Stated problem:
Copy the data below line for line, changing nothing, but leave the pictures out of your copy.

Data for this task:
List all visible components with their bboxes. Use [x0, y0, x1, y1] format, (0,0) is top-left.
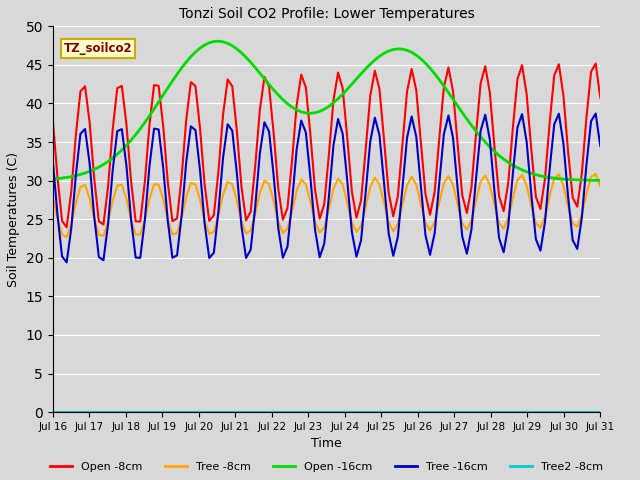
- Open -16cm: [214, 38, 222, 44]
- Open -16cm: [596, 178, 604, 183]
- Tree -8cm: [49, 195, 57, 201]
- Open -8cm: [582, 114, 590, 120]
- Tree -8cm: [63, 234, 70, 240]
- Tree -8cm: [431, 219, 438, 225]
- Tree2 -8cm: [578, 409, 586, 415]
- Title: Tonzi Soil CO2 Profile: Lower Temperatures: Tonzi Soil CO2 Profile: Lower Temperatur…: [179, 7, 474, 21]
- Tree -16cm: [201, 221, 209, 227]
- Tree2 -8cm: [353, 409, 360, 415]
- Tree -16cm: [49, 158, 57, 164]
- Tree -8cm: [357, 223, 365, 228]
- Open -16cm: [486, 144, 493, 150]
- Tree -16cm: [63, 260, 70, 265]
- Tree2 -8cm: [596, 409, 604, 415]
- Tree -8cm: [486, 182, 493, 188]
- Open -8cm: [168, 218, 176, 224]
- Open -16cm: [357, 71, 365, 77]
- Open -8cm: [596, 95, 604, 100]
- Tree2 -8cm: [481, 409, 489, 415]
- Tree -8cm: [596, 183, 604, 189]
- Open -8cm: [592, 60, 600, 66]
- Tree -16cm: [592, 111, 600, 117]
- Tree -8cm: [201, 218, 209, 224]
- Tree -16cm: [582, 161, 590, 167]
- Open -16cm: [431, 71, 438, 77]
- Open -8cm: [431, 189, 438, 195]
- Tree -8cm: [168, 231, 176, 237]
- Tree2 -8cm: [426, 409, 434, 415]
- Open -8cm: [201, 182, 209, 188]
- Tree -16cm: [486, 137, 493, 143]
- Open -16cm: [164, 85, 172, 91]
- Y-axis label: Soil Temperatures (C): Soil Temperatures (C): [7, 152, 20, 287]
- Tree2 -8cm: [49, 409, 57, 415]
- Tree -16cm: [168, 255, 176, 261]
- Tree2 -8cm: [164, 409, 172, 415]
- Open -8cm: [63, 225, 70, 230]
- Open -8cm: [49, 118, 57, 124]
- Tree -8cm: [592, 171, 600, 177]
- X-axis label: Time: Time: [311, 437, 342, 450]
- Open -8cm: [357, 197, 365, 203]
- Tree -16cm: [357, 238, 365, 243]
- Tree -16cm: [596, 143, 604, 149]
- Line: Tree -8cm: Tree -8cm: [53, 174, 600, 237]
- Tree2 -8cm: [196, 409, 204, 415]
- Line: Open -16cm: Open -16cm: [53, 41, 600, 180]
- Text: TZ_soilco2: TZ_soilco2: [64, 42, 132, 55]
- Line: Tree -16cm: Tree -16cm: [53, 114, 600, 263]
- Open -16cm: [49, 176, 57, 182]
- Open -8cm: [486, 90, 493, 96]
- Legend: Open -8cm, Tree -8cm, Open -16cm, Tree -16cm, Tree2 -8cm: Open -8cm, Tree -8cm, Open -16cm, Tree -…: [46, 457, 607, 476]
- Tree -8cm: [582, 191, 590, 197]
- Open -16cm: [196, 45, 204, 51]
- Tree -16cm: [431, 230, 438, 236]
- Line: Open -8cm: Open -8cm: [53, 63, 600, 228]
- Open -16cm: [582, 177, 590, 183]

Response to the task:
List all visible components with their bboxes. Use [x0, y0, x1, y1] format, (0,0) is top-left.
- Open -16cm: [214, 38, 222, 44]
- Open -16cm: [596, 178, 604, 183]
- Tree -8cm: [49, 195, 57, 201]
- Open -8cm: [582, 114, 590, 120]
- Tree -8cm: [63, 234, 70, 240]
- Tree -8cm: [431, 219, 438, 225]
- Tree2 -8cm: [578, 409, 586, 415]
- Title: Tonzi Soil CO2 Profile: Lower Temperatures: Tonzi Soil CO2 Profile: Lower Temperatur…: [179, 7, 474, 21]
- Tree -16cm: [201, 221, 209, 227]
- Tree2 -8cm: [353, 409, 360, 415]
- Tree -16cm: [49, 158, 57, 164]
- Tree -8cm: [357, 223, 365, 228]
- Open -16cm: [486, 144, 493, 150]
- Tree -16cm: [63, 260, 70, 265]
- Tree2 -8cm: [596, 409, 604, 415]
- Tree -8cm: [486, 182, 493, 188]
- Open -8cm: [168, 218, 176, 224]
- Open -16cm: [357, 71, 365, 77]
- Open -8cm: [596, 95, 604, 100]
- Tree2 -8cm: [481, 409, 489, 415]
- Tree -8cm: [596, 183, 604, 189]
- Open -8cm: [592, 60, 600, 66]
- Tree -16cm: [592, 111, 600, 117]
- Tree -8cm: [201, 218, 209, 224]
- Tree -16cm: [582, 161, 590, 167]
- Open -16cm: [431, 71, 438, 77]
- Open -8cm: [431, 189, 438, 195]
- Tree -8cm: [168, 231, 176, 237]
- Tree2 -8cm: [426, 409, 434, 415]
- Open -8cm: [201, 182, 209, 188]
- Tree -16cm: [486, 137, 493, 143]
- Open -16cm: [164, 85, 172, 91]
- Y-axis label: Soil Temperatures (C): Soil Temperatures (C): [7, 152, 20, 287]
- Tree2 -8cm: [49, 409, 57, 415]
- Tree -16cm: [168, 255, 176, 261]
- Tree2 -8cm: [164, 409, 172, 415]
- Open -8cm: [63, 225, 70, 230]
- Open -8cm: [49, 118, 57, 124]
- Tree -8cm: [592, 171, 600, 177]
- X-axis label: Time: Time: [311, 437, 342, 450]
- Open -8cm: [357, 197, 365, 203]
- Tree -16cm: [357, 238, 365, 243]
- Tree -16cm: [596, 143, 604, 149]
- Line: Tree -8cm: Tree -8cm: [53, 174, 600, 237]
- Tree2 -8cm: [196, 409, 204, 415]
- Line: Open -16cm: Open -16cm: [53, 41, 600, 180]
- Text: TZ_soilco2: TZ_soilco2: [64, 42, 132, 55]
- Line: Tree -16cm: Tree -16cm: [53, 114, 600, 263]
- Open -16cm: [49, 176, 57, 182]
- Open -8cm: [486, 90, 493, 96]
- Legend: Open -8cm, Tree -8cm, Open -16cm, Tree -16cm, Tree2 -8cm: Open -8cm, Tree -8cm, Open -16cm, Tree -…: [46, 457, 607, 476]
- Tree -8cm: [582, 191, 590, 197]
- Open -16cm: [196, 45, 204, 51]
- Tree -16cm: [431, 230, 438, 236]
- Line: Open -8cm: Open -8cm: [53, 63, 600, 228]
- Open -16cm: [582, 177, 590, 183]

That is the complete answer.